**Given problem**
Copy the lines starting at the one containing "11, 80, 29]" and ending at the one containing "297, 61, 326]", substituting "Mozilla Firefox" for "Google Chrome" and keeping everything else the same.

^^^^^^^^^^^^^^^^

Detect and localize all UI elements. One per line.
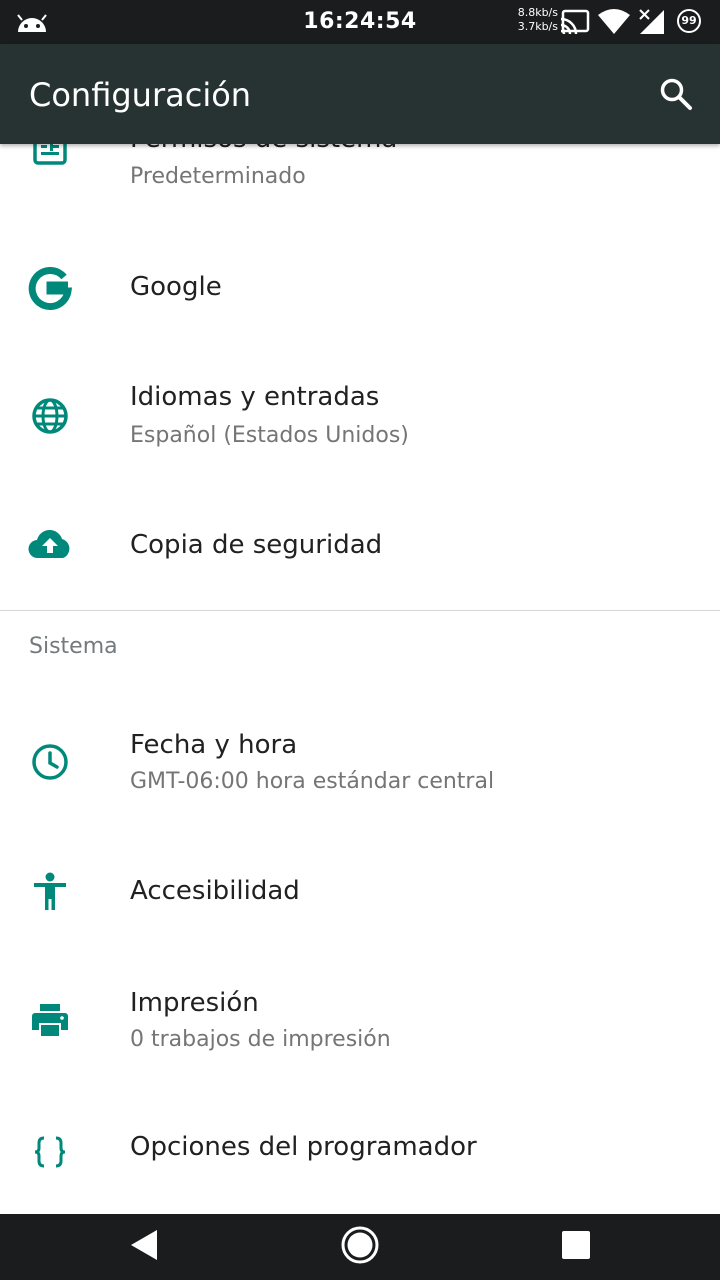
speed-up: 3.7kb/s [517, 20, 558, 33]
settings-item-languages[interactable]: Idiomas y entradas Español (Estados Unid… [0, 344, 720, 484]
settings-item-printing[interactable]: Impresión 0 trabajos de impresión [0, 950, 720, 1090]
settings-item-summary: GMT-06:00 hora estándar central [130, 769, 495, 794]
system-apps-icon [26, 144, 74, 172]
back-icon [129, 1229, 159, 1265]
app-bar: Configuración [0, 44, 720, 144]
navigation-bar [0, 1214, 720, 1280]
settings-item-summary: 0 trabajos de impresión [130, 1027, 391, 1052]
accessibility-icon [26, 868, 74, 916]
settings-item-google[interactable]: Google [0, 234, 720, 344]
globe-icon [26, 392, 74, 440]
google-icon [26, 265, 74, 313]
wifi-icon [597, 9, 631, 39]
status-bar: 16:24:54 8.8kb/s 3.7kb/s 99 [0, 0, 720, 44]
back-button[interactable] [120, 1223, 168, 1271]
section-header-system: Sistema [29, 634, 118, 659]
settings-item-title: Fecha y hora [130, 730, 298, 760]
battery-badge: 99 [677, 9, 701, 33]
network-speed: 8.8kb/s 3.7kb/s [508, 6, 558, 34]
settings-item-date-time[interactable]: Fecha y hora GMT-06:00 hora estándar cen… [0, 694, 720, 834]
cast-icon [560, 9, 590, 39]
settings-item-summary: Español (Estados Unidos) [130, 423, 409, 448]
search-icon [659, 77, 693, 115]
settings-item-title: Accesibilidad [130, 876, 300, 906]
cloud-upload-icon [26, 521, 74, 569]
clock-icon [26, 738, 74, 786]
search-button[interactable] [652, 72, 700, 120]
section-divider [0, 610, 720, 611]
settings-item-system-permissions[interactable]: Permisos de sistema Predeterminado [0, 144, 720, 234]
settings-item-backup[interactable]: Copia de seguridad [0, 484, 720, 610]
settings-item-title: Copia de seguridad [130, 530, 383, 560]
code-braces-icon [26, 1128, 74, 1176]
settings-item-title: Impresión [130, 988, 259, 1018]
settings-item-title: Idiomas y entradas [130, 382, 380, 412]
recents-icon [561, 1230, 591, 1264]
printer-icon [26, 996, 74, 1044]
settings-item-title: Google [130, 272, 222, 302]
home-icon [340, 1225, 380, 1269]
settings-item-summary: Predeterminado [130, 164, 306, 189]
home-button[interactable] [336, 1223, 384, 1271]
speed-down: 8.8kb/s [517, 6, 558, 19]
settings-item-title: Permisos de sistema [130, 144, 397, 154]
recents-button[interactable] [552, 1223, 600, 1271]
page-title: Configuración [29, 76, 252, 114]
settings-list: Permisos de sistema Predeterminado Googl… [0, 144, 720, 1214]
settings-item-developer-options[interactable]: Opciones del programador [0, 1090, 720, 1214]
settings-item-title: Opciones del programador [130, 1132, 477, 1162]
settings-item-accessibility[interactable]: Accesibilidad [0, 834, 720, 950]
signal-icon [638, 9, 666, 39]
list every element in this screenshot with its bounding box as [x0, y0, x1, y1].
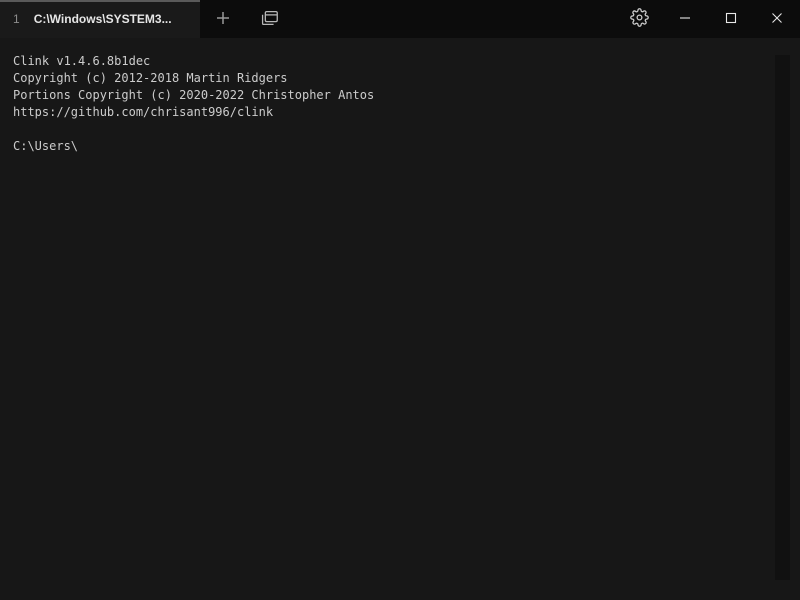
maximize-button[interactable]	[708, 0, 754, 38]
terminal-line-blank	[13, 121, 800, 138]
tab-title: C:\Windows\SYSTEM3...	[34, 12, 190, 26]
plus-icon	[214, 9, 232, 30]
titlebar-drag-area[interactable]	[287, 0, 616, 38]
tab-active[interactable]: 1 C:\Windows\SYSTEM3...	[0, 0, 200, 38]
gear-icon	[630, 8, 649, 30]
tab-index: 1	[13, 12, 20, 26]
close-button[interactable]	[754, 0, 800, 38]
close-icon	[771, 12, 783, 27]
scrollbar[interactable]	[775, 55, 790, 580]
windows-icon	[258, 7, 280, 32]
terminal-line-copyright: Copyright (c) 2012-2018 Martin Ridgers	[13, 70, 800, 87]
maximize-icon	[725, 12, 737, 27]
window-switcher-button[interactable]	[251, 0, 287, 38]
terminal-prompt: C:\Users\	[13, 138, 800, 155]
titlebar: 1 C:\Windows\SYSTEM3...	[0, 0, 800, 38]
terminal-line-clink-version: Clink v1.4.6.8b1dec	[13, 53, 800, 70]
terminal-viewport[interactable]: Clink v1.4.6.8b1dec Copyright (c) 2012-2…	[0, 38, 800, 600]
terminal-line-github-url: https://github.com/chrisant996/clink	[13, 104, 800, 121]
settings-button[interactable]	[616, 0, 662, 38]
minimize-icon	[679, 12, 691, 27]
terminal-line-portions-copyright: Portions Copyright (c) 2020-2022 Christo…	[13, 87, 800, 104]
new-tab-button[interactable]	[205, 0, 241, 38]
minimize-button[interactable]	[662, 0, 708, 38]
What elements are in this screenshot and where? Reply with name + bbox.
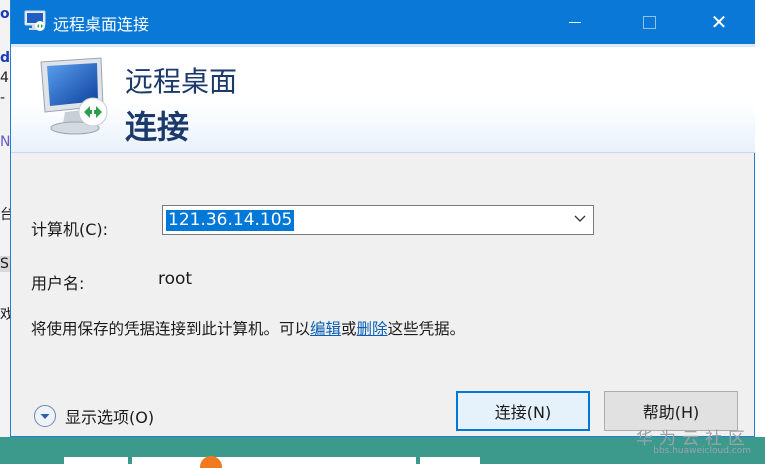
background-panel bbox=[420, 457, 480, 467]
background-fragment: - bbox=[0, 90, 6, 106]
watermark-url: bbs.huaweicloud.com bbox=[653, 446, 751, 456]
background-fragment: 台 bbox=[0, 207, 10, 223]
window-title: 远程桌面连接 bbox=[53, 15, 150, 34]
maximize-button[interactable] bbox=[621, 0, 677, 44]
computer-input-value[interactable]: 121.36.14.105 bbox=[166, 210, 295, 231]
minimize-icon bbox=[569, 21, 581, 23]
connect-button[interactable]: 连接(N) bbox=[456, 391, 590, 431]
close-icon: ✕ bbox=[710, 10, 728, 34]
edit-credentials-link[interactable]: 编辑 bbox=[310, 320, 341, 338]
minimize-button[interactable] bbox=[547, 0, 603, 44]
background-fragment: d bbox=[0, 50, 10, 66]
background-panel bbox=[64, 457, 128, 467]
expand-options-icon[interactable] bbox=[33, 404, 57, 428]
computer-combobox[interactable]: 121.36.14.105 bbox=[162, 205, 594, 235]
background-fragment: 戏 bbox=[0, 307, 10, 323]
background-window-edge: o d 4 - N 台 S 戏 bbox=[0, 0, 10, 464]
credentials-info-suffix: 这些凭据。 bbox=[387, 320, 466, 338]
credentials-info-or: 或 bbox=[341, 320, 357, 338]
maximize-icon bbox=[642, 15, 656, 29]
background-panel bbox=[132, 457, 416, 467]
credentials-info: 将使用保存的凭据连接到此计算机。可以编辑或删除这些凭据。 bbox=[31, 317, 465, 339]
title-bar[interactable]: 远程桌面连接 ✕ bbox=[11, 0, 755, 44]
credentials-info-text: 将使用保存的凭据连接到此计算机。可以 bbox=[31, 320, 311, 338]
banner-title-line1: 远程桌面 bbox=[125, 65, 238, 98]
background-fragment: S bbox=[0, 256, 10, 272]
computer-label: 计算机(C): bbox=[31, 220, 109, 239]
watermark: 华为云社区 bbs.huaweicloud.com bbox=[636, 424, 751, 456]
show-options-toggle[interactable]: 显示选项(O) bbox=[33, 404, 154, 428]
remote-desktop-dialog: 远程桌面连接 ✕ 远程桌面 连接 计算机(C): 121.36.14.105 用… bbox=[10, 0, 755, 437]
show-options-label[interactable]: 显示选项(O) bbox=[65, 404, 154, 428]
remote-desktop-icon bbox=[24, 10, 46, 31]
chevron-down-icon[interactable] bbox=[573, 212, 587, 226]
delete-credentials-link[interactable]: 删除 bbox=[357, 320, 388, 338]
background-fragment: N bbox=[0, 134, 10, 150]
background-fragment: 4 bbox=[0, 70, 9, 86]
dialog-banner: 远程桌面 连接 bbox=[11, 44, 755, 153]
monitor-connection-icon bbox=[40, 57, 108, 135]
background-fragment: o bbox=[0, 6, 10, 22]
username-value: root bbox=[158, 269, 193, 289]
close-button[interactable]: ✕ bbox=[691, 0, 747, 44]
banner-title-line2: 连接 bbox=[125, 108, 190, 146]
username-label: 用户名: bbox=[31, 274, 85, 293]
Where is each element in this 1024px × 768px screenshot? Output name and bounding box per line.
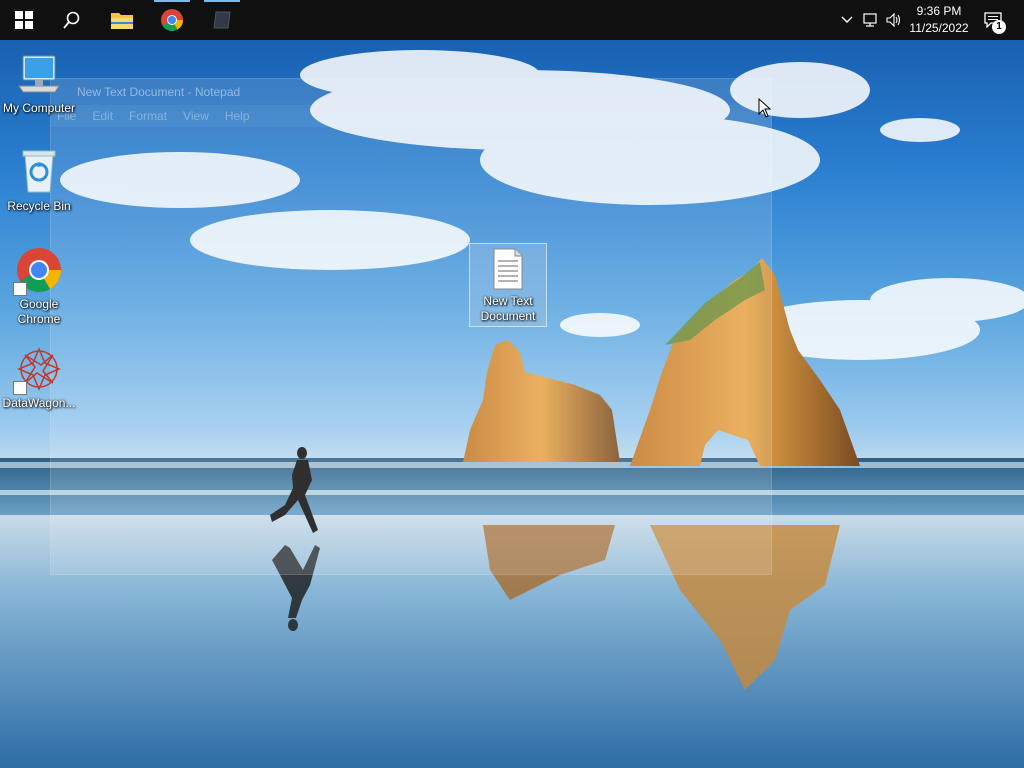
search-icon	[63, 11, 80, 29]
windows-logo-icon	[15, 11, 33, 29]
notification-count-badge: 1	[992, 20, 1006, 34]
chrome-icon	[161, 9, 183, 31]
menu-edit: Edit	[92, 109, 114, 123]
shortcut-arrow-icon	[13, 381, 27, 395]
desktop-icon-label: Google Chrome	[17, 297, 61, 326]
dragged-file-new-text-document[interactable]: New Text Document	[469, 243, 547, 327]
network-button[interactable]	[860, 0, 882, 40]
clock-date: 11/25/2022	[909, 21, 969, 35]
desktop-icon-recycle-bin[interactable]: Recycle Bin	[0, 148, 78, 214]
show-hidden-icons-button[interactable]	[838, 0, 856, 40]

^^^^^^^^^^^^^^^^

**Response below**
search-icon	[63, 11, 80, 29]
windows-logo-icon	[15, 11, 33, 29]
notification-count-badge: 1	[992, 20, 1006, 34]
chrome-icon	[161, 9, 183, 31]
menu-edit: Edit	[92, 109, 114, 123]
shortcut-arrow-icon	[13, 381, 27, 395]
desktop-icon-label: Mozilla Firefox	[17, 297, 61, 326]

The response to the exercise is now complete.